§ SET TASKS:
a: Reproduce the passage of the Día De Los Reyes essay from "Photo provided by" up to and including "in the 1950s.".
b: Carry on writing the Día De Los Reyes essay, picking up after its last sentence.

§ EXCERPT:
· · · · ·

For many who regularly take part in the holiday season, Christmas traditions are strongly tied to religious beliefs and practices. The ways in which the customs around the holiday season are carried out often deeply rooted in cultural rituals and they often vary from family to family. For my Puerto Rican family, the holiday season is drawn out well past the first of January when radio stations reel back on the jingles and Mariah Carey classics. For us, the Twelve Days Of Christmas sales or songs we know of don’t relate to the days leading up to December 25, but rather the twelve days in between Christmas Day and January 6 The Epiphany, a biblical day that marks the final leg of the  Three Wise Men’s journey to deliver gold, frankincense and myrrh to Jesus Christ.

Día De Los Reyes has always been an especially important day for my family. The fact that “reyes” is my mother’s maiden name has only made the day a little sweeter.

Photo provided by Wandy Felicita Ortiz

A more popular holiday back on the island, my abuela and abuelo Reyes brought their traditions to the mainland with them in the 1950s.

On the evening of January 5, each member of my family from grandfather to my youngest sobrino pull out cardboard shoe and clothing boxes (all marked with our names, drawn on and decorated over the years with crayons, markers, and glitter pens) to take part in a tradition that we hold dear in our hearts. After we’ve filled the boxes with snacks like carrots, lettuce, and sometimes grass for the Three Kings’ camels to munch on as they pass through our town we stick the boxes under our beds. Finally, just as we would with Santa Claus, we write the Three Kings–Los Reyes–a handwritten note wishing them safe travels as the journey to see the baby Jesus hoping that as they did with him on that first Epiphany, they’ll leave a small gift or token of some sort under our boxes.

· · · · ·

§ COLLECTED MATERIAL:
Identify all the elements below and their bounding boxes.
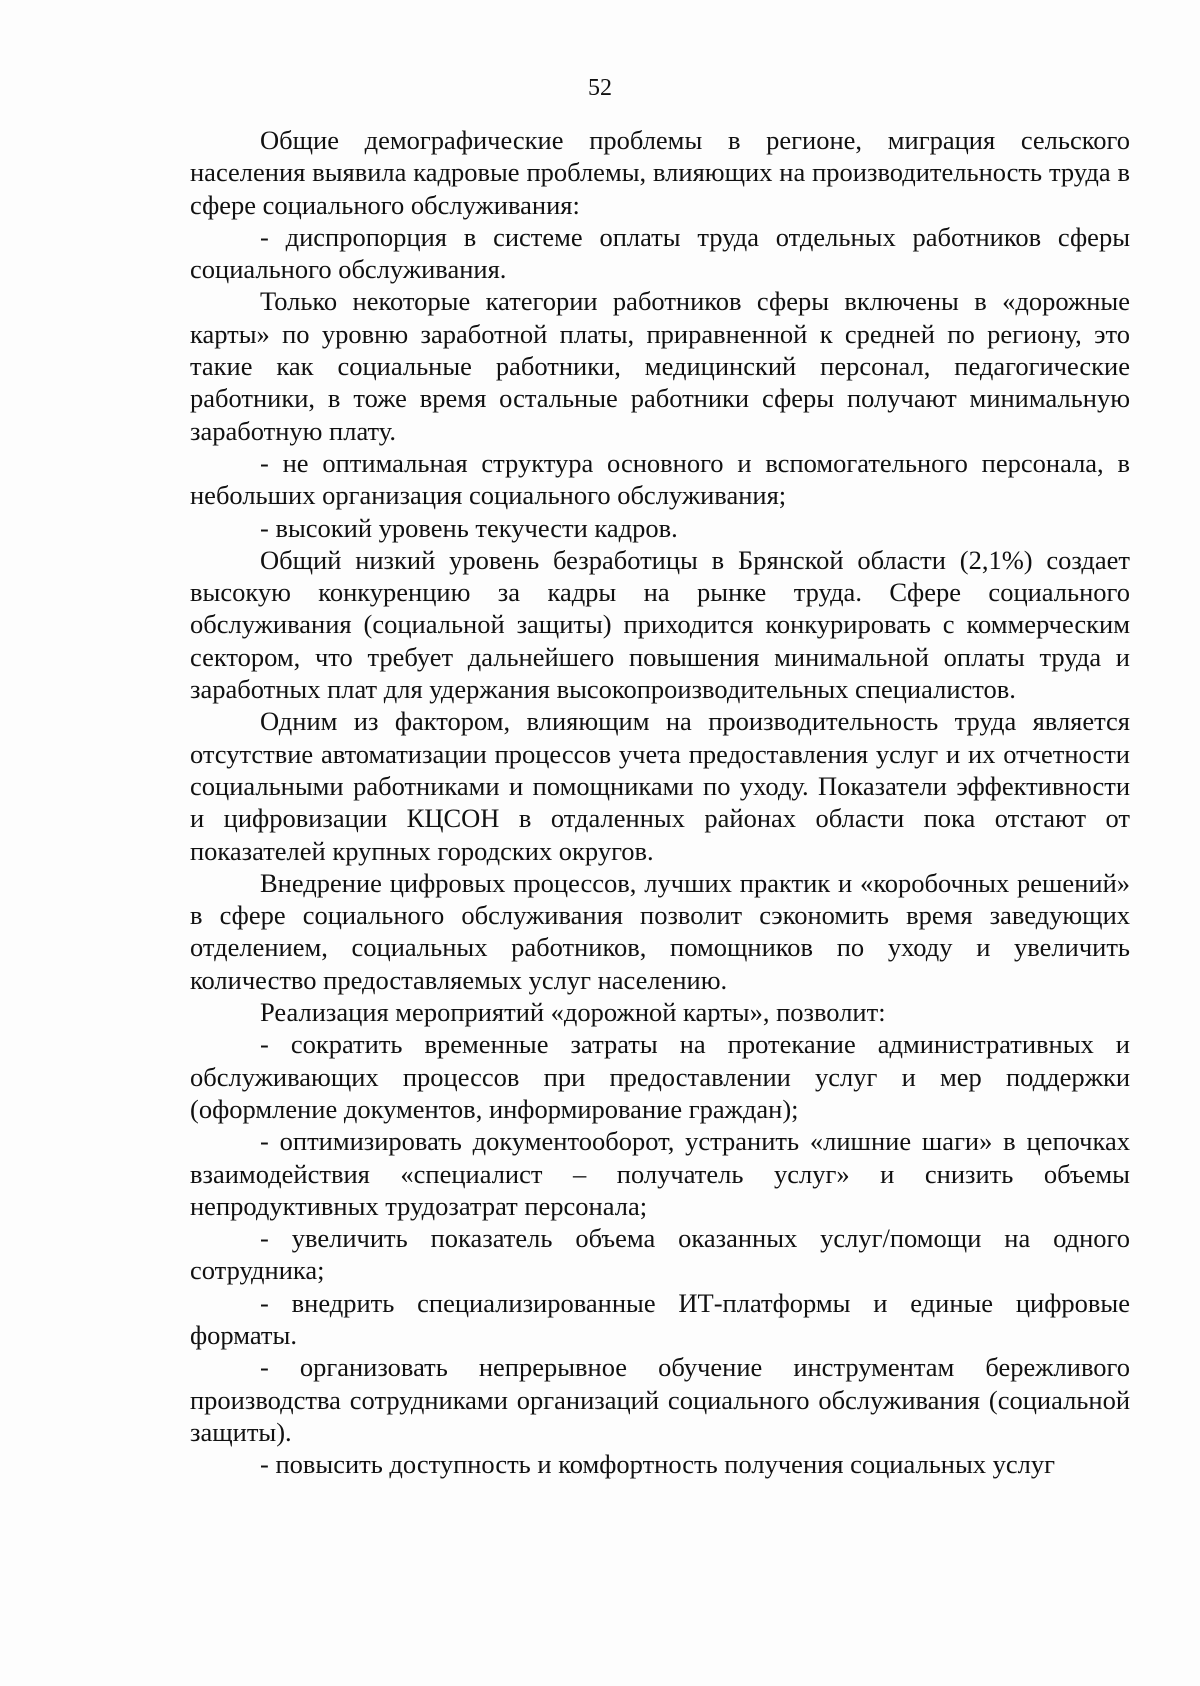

· · · · ·

§ TASK-BY-TASK OUTPUTS:
a:
Photo provided by Wandy Felicita Ortiz

A more popular holiday back on the island, my abuela and abuelo Reyes brought their traditions to the mainland with them in the 1950s.

b:
Dia De Los Reyes functions similarly to Christmas Eve in my family. We all wake up and check under our boxes to see if we were good enough this year to receive any gifts. We’d go to mass together, where as kids we’d hope that maybe Los Reyes stayed in town with their camels long enough that day to be at the church community center to pose for photos. We would visit family and eat pernil and arroz con gandules, dishes reserved for celebrations and holidays.

As I got older I went to mass only sometimes and stopped looking to get my photos with Los Reyes.

Photo provided by Wandy Felicita Ortiz

I never stopped checking my box for gifts though, or remembering each rey by the names older relatives taught me to write in my letters: Balthasar, Melchior, and Gaspar. As an adult I focused on new ways to celebrate “being a king,” as my family would say, and took on the role of expert coquito maker.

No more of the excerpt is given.